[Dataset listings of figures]
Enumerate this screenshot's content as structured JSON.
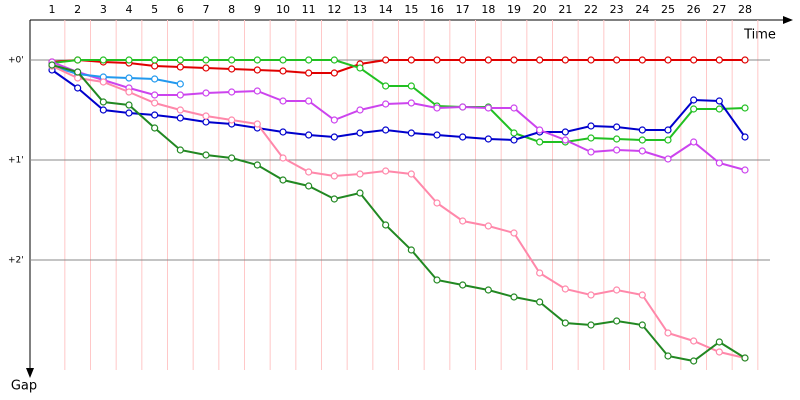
{
  "chart_data": {
    "type": "line",
    "x_label": "Time",
    "y_label": "Gap",
    "categories": [
      "1",
      "2",
      "3",
      "4",
      "5",
      "6",
      "7",
      "8",
      "9",
      "10",
      "11",
      "12",
      "13",
      "14",
      "15",
      "16",
      "17",
      "18",
      "19",
      "20",
      "21",
      "22",
      "23",
      "24",
      "25",
      "26",
      "27",
      "28"
    ],
    "ylim": [
      -0.4,
      3.1
    ],
    "y_inverted": true,
    "yticks": [
      {
        "value": 0,
        "label": "+0'"
      },
      {
        "value": 1,
        "label": "+1'"
      },
      {
        "value": 2,
        "label": "+2'"
      }
    ],
    "grid": true,
    "series": [
      {
        "color": "#e00000",
        "values": [
          0.02,
          0,
          0.02,
          0.03,
          0.06,
          0.07,
          0.08,
          0.09,
          0.1,
          0.11,
          0.13,
          0.13,
          0.04,
          0,
          0,
          0,
          0,
          0,
          0,
          0,
          0,
          0,
          0,
          0,
          0,
          0,
          0,
          0
        ]
      },
      {
        "color": "#22c022",
        "values": [
          0.03,
          0,
          0,
          0,
          0,
          0,
          0,
          0,
          0,
          0,
          0,
          0,
          0.08,
          0.26,
          0.26,
          0.46,
          0.47,
          0.47,
          0.73,
          0.82,
          0.82,
          0.78,
          0.79,
          0.8,
          0.8,
          0.49,
          0.49,
          0.48
        ]
      },
      {
        "color": "#0000cc",
        "values": [
          0.1,
          0.28,
          0.5,
          0.53,
          0.55,
          0.58,
          0.62,
          0.64,
          0.68,
          0.72,
          0.75,
          0.77,
          0.73,
          0.7,
          0.73,
          0.75,
          0.77,
          0.79,
          0.8,
          0.72,
          0.72,
          0.66,
          0.67,
          0.7,
          0.7,
          0.4,
          0.41,
          0.77
        ]
      },
      {
        "color": "#cc44ee",
        "values": [
          0.02,
          0.12,
          0.2,
          0.28,
          0.35,
          0.35,
          0.33,
          0.32,
          0.31,
          0.41,
          0.41,
          0.6,
          0.5,
          0.44,
          0.43,
          0.48,
          0.47,
          0.48,
          0.48,
          0.7,
          0.8,
          0.92,
          0.9,
          0.91,
          0.99,
          0.82,
          1.03,
          1.1
        ]
      },
      {
        "color": "#2299ee",
        "values": [
          0.06,
          0.14,
          0.17,
          0.18,
          0.19,
          0.24,
          null,
          null,
          null,
          null,
          null,
          null,
          null,
          null,
          null,
          null,
          null,
          null,
          null,
          null,
          null,
          null,
          null,
          null,
          null,
          null,
          null,
          null
        ]
      },
      {
        "color": "#ff88aa",
        "values": [
          0.06,
          0.18,
          0.22,
          0.32,
          0.43,
          0.5,
          0.56,
          0.6,
          0.64,
          0.98,
          1.12,
          1.16,
          1.14,
          1.11,
          1.14,
          1.43,
          1.61,
          1.66,
          1.73,
          2.13,
          2.29,
          2.35,
          2.3,
          2.35,
          2.73,
          2.81,
          2.92,
          2.98
        ]
      },
      {
        "color": "#228822",
        "values": [
          0.05,
          0.12,
          0.42,
          0.45,
          0.68,
          0.9,
          0.95,
          0.98,
          1.05,
          1.2,
          1.26,
          1.39,
          1.33,
          1.65,
          1.9,
          2.2,
          2.25,
          2.3,
          2.37,
          2.42,
          2.63,
          2.65,
          2.61,
          2.65,
          2.96,
          3.01,
          2.82,
          2.98
        ]
      }
    ]
  }
}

→ What to produce
Show all lines from the records above where the word "color" occurs.

→ Written answer
        "color": "#e00000",
        "color": "#22c022",
        "color": "#0000cc",
        "color": "#cc44ee",
        "color": "#2299ee",
        "color": "#ff88aa",
        "color": "#228822",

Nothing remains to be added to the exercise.